** REQUIRED WORK **
Find how many lines contain the word "overall" and state that number alone.
— start PROVIDED DATA —
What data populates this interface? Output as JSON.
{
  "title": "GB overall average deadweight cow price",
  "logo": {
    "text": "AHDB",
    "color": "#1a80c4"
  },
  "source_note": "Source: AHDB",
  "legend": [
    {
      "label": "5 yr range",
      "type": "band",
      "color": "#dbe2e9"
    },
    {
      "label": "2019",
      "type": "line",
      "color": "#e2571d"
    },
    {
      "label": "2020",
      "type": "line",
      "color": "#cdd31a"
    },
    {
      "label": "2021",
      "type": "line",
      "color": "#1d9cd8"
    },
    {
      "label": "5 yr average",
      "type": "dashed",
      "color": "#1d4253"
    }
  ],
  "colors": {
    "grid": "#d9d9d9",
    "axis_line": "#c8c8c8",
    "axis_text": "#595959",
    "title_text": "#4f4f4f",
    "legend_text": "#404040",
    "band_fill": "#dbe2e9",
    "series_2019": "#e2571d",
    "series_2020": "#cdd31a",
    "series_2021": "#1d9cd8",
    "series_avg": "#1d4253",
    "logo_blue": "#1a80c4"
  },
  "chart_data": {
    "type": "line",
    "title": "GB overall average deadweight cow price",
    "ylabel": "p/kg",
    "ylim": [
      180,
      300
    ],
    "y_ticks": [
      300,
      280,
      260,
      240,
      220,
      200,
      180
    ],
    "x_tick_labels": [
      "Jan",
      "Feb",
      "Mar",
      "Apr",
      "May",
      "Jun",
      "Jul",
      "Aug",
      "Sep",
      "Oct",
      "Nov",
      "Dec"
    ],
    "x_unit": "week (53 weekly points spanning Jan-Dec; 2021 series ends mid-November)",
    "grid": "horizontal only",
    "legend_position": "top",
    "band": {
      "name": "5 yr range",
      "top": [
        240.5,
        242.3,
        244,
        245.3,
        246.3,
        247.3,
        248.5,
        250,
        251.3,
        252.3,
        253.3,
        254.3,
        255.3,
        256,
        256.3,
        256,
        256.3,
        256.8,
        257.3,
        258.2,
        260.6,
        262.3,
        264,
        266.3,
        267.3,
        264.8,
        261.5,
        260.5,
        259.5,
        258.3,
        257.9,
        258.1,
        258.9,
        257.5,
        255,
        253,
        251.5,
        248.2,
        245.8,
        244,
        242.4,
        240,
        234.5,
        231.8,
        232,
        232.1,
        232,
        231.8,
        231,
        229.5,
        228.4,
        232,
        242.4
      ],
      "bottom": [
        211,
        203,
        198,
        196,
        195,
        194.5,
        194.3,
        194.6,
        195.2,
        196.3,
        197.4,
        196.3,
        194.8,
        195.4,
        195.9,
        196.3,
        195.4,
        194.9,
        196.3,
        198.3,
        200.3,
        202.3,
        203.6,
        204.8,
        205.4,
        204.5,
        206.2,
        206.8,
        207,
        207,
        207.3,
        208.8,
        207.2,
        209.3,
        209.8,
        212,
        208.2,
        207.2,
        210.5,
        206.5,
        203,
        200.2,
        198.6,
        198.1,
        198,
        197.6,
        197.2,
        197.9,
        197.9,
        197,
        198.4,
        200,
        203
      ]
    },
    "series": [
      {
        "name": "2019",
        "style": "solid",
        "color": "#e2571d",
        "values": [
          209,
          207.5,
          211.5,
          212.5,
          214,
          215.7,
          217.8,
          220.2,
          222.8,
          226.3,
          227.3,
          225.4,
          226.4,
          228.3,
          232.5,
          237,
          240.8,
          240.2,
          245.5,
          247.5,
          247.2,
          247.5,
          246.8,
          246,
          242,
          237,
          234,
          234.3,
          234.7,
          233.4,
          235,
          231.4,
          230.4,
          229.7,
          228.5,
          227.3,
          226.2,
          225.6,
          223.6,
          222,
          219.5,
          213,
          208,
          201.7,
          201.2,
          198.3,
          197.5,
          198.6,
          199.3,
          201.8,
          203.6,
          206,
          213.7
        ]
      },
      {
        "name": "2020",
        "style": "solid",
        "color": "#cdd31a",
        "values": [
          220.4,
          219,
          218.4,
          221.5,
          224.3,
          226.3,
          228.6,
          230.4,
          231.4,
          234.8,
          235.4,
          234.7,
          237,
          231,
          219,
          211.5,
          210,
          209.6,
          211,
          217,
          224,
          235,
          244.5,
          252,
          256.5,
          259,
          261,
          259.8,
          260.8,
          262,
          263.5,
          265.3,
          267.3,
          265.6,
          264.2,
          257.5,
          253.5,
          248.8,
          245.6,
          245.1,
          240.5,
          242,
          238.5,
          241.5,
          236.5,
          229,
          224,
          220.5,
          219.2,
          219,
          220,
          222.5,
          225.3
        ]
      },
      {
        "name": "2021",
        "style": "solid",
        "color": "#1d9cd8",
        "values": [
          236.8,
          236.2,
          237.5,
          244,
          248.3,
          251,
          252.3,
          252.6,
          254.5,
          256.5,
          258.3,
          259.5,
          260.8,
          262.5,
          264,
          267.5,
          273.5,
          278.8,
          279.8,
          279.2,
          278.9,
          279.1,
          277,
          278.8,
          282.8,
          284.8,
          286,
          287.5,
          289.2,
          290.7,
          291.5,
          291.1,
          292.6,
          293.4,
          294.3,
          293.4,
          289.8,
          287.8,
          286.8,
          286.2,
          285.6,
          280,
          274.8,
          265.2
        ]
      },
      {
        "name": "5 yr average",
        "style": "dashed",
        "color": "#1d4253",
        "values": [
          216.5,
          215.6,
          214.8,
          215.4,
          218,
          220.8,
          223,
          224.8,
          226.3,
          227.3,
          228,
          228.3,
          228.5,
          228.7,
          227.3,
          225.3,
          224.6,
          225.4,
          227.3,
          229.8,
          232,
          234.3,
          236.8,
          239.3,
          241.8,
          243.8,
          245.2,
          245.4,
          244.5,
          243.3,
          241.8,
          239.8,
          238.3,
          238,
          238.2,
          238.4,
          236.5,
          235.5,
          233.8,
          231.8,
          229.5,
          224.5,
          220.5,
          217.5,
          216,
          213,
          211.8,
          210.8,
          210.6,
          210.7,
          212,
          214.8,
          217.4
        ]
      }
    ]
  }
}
— end PROVIDED DATA —
** TASK ANSWER **
2